- TASK GOAL
Retype the data that follows line by line, exactly, and leave its pictures out.

# START OF EXTRACTED MATERIAL

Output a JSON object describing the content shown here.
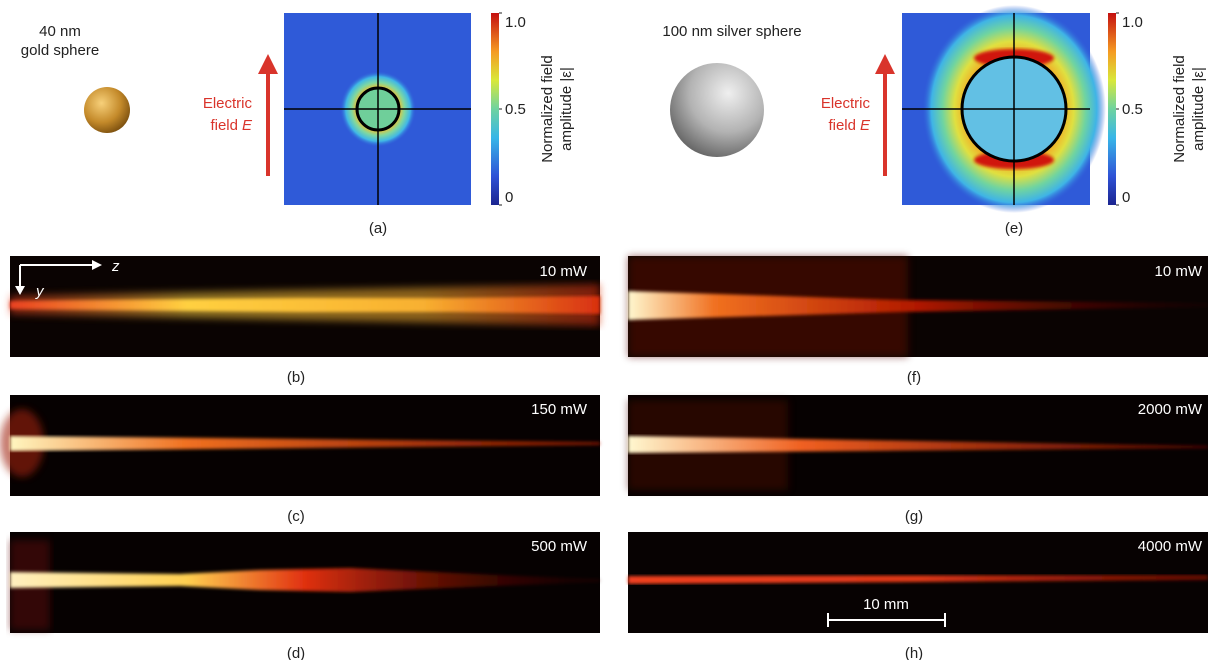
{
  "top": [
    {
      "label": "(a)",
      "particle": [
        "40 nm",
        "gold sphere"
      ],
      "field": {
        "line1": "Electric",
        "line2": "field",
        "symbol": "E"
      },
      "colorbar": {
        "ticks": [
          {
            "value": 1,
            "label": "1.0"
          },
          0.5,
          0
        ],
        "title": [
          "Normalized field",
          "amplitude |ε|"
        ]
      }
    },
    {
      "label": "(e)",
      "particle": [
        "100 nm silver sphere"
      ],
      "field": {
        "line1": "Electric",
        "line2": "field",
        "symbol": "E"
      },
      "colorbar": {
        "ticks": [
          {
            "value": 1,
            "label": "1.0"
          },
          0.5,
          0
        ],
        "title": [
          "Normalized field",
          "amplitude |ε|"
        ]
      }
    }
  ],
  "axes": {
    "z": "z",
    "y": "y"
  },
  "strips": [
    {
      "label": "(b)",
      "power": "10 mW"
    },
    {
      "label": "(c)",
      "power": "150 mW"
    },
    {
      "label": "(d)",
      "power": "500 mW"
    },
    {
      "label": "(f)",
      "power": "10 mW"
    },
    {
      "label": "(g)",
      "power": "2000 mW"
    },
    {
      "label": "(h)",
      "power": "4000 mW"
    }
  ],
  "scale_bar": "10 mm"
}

# END OF EXTRACTED MATERIAL

- OUTPUT OF THE TASK
Output a JSON object describing the content shown here.
{
  "top": [
    {
      "label": "(a)",
      "particle": [
        "40 nm",
        "gold sphere"
      ],
      "field": {
        "line1": "Electric",
        "line2": "field",
        "symbol": "E"
      },
      "colorbar": {
        "ticks": [
          {
            "value": 1,
            "label": "1.0"
          },
          0.5,
          0
        ],
        "title": [
          "Normalized field",
          "amplitude |ε|"
        ]
      }
    },
    {
      "label": "(e)",
      "particle": [
        "100 nm silver sphere"
      ],
      "field": {
        "line1": "Electric",
        "line2": "field",
        "symbol": "E"
      },
      "colorbar": {
        "ticks": [
          {
            "value": 1,
            "label": "1.0"
          },
          0.5,
          0
        ],
        "title": [
          "Normalized field",
          "amplitude |ε|"
        ]
      }
    }
  ],
  "axes": {
    "z": "z",
    "y": "y"
  },
  "strips": [
    {
      "label": "(b)",
      "power": "10 mW"
    },
    {
      "label": "(c)",
      "power": "150 mW"
    },
    {
      "label": "(d)",
      "power": "500 mW"
    },
    {
      "label": "(f)",
      "power": "10 mW"
    },
    {
      "label": "(g)",
      "power": "2000 mW"
    },
    {
      "label": "(h)",
      "power": "4000 mW"
    }
  ],
  "scale_bar": "10 mm"
}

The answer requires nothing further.